Each line should be copied exactly.

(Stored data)
>>>
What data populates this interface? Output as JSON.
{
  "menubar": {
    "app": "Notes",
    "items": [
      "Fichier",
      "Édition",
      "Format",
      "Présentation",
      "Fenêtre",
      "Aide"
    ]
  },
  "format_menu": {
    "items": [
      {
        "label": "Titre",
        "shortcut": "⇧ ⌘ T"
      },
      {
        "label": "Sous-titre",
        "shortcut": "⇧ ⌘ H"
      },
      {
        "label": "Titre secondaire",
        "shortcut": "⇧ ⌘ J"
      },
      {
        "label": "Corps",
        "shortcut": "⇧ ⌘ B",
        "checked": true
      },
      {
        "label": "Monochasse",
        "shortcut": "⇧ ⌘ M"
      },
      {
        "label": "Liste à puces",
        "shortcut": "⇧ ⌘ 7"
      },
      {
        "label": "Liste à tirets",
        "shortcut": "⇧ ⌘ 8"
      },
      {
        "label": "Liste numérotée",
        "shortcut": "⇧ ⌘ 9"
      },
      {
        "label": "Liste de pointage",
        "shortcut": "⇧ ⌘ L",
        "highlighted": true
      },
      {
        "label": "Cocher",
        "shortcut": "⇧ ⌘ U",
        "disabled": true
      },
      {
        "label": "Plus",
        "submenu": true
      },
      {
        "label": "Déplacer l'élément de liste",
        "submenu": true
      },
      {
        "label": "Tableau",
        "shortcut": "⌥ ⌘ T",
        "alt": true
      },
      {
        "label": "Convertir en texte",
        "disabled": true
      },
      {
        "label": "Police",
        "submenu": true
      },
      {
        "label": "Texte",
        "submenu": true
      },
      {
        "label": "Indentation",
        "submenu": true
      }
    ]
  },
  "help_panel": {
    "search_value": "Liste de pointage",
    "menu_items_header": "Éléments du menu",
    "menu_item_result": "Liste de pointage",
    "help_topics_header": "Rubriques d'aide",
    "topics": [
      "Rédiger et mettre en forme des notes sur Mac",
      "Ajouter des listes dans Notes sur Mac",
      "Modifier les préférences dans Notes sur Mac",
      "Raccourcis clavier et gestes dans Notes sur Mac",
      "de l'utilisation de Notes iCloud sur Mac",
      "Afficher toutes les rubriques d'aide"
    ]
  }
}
<<<
**TASK SOLUTION**:
What data populates this interface? Output as JSON.
{
  "menubar": {
    "app": "Notes",
    "items": [
      "Fichier",
      "Édition",
      "Format",
      "Présentation",
      "Fenêtre",
      "Aide"
    ]
  },
  "format_menu": {
    "items": [
      {
        "label": "Titre",
        "shortcut": "⇧ ⌘ T"
      },
      {
        "label": "Sous-titre",
        "shortcut": "⇧ ⌘ H"
      },
      {
        "label": "Titre secondaire",
        "shortcut": "⇧ ⌘ J"
      },
      {
        "label": "Corps",
        "shortcut": "⇧ ⌘ B",
        "checked": true
      },
      {
        "label": "Monochasse",
        "shortcut": "⇧ ⌘ M"
      },
      {
        "label": "Liste à puces",
        "shortcut": "⇧ ⌘ 7"
      },
      {
        "label": "Liste à tirets",
        "shortcut": "⇧ ⌘ 8"
      },
      {
        "label": "Liste numérotée",
        "shortcut": "⇧ ⌘ 9"
      },
      {
        "label": "Liste de pointage",
        "shortcut": "⇧ ⌘ L",
        "highlighted": true
      },
      {
        "label": "Cocher",
        "shortcut": "⇧ ⌘ U",
        "disabled": true
      },
      {
        "label": "Plus",
        "submenu": true
      },
      {
        "label": "Déplacer l'élément de liste",
        "submenu": true
      },
      {
        "label": "Tableau",
        "shortcut": "⌥ ⌘ T",
        "alt": true
      },
      {
        "label": "Convertir en texte",
        "disabled": true
      },
      {
        "label": "Police",
        "submenu": true
      },
      {
        "label": "Texte",
        "submenu": true
      },
      {
        "label": "Indentation",
        "submenu": true
      }
    ]
  },
  "help_panel": {
    "search_value": "Liste de pointage",
    "menu_items_header": "Éléments du menu",
    "menu_item_result": "Liste de pointage",
    "help_topics_header": "Rubriques d'aide",
    "topics": [
      "Rédiger et mettre en forme des notes sur Mac",
      "Ajouter des listes dans Notes sur Mac",
      "Modifier les préférences dans Notes sur Mac",
      "Raccourcis clavier et gestes dans Notes sur Mac",
      "de l'utilisation de Notes iCloud sur Mac",
      "Afficher toutes les rubriques d'aide"
    ]
  }
}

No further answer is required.